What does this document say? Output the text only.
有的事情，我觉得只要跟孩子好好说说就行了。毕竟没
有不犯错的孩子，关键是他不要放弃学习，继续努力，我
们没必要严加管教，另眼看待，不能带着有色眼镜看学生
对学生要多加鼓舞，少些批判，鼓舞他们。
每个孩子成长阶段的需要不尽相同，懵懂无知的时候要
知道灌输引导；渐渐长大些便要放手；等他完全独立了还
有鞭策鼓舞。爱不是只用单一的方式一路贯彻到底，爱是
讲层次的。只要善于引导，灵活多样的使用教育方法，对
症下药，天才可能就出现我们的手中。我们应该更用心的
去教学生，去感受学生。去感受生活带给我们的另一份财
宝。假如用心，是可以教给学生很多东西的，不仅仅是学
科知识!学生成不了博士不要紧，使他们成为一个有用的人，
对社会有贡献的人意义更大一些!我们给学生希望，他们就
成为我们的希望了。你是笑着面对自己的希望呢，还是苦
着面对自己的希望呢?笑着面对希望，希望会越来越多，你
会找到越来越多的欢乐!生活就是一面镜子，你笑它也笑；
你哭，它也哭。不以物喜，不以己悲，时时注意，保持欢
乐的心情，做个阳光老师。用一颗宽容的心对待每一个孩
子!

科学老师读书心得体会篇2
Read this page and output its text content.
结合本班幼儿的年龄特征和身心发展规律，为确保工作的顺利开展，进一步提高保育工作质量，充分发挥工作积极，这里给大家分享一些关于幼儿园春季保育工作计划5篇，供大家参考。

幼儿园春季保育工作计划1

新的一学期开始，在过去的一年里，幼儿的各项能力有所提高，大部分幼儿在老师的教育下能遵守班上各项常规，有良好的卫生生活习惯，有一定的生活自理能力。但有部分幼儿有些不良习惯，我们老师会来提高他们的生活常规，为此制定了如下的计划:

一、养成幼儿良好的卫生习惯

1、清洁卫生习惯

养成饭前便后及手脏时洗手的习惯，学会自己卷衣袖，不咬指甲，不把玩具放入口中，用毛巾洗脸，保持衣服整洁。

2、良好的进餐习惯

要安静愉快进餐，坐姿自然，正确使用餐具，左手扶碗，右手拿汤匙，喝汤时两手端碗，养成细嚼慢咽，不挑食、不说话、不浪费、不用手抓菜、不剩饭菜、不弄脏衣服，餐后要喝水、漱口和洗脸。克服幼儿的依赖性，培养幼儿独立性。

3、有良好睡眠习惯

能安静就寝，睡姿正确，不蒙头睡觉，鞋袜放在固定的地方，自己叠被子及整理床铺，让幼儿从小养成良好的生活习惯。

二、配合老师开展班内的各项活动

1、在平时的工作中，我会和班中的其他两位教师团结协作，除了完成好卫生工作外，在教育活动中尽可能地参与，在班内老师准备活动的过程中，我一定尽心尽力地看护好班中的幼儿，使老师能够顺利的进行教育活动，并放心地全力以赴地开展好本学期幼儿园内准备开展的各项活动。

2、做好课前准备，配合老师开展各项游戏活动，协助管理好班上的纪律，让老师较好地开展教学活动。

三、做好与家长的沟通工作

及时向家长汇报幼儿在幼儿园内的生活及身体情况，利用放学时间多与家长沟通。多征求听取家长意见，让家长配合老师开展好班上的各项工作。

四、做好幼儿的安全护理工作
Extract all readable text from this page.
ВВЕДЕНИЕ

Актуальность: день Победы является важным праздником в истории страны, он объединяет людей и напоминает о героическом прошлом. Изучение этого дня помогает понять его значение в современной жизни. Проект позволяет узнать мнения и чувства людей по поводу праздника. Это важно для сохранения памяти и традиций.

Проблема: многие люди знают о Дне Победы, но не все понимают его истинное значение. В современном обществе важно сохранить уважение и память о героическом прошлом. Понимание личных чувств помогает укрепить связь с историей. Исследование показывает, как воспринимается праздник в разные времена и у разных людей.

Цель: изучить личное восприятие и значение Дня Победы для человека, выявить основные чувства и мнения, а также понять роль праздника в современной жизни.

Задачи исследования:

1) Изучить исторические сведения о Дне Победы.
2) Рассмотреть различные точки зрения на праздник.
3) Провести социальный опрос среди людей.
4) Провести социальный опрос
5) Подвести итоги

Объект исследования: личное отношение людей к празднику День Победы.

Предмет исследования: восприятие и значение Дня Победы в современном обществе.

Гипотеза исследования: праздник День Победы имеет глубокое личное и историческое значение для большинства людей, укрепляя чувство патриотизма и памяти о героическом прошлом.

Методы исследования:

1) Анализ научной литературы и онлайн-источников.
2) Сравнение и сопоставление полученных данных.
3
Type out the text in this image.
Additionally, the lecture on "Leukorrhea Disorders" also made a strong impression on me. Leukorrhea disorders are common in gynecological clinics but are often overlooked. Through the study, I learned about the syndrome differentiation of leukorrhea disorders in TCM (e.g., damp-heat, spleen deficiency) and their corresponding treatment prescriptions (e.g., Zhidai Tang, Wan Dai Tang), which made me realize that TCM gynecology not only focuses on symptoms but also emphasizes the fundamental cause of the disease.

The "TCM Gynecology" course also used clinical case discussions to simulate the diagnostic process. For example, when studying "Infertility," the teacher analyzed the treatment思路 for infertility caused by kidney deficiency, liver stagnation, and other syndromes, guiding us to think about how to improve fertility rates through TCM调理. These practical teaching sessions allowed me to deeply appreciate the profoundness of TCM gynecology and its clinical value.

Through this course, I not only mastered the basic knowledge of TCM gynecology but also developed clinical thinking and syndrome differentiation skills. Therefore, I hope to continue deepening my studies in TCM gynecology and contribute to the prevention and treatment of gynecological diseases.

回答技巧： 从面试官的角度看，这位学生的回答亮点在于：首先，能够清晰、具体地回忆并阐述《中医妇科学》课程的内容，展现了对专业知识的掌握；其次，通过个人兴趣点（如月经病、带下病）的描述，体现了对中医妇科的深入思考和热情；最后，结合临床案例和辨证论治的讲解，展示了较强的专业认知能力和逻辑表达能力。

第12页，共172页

**GOAL:** Filter the records above and return every line that holds the word "deficiency".

**THE ANSWER:**
Additionally, the lecture on "Leukorrhea Disorders" also made a strong impression on me. Leukorrhea disorders are common in gynecological clinics but are often overlooked. Through the study, I learned about the syndrome differentiation of leukorrhea disorders in TCM (e.g., damp-heat, spleen deficiency) and their corresponding treatment prescriptions (e.g., Zhidai Tang, Wan Dai Tang), which made me realize that TCM gynecology not only focuses on symptoms but also emphasizes the fundamental cause of the disease.
The "TCM Gynecology" course also used clinical case discussions to simulate the diagnostic process. For example, when studying "Infertility," the teacher analyzed the treatment思路 for infertility caused by kidney deficiency, liver stagnation, and other syndromes, guiding us to think about how to improve fertility rates through TCM调理. These practical teaching sessions allowed me to deeply appreciate the profoundness of TCM gynecology and its clinical value.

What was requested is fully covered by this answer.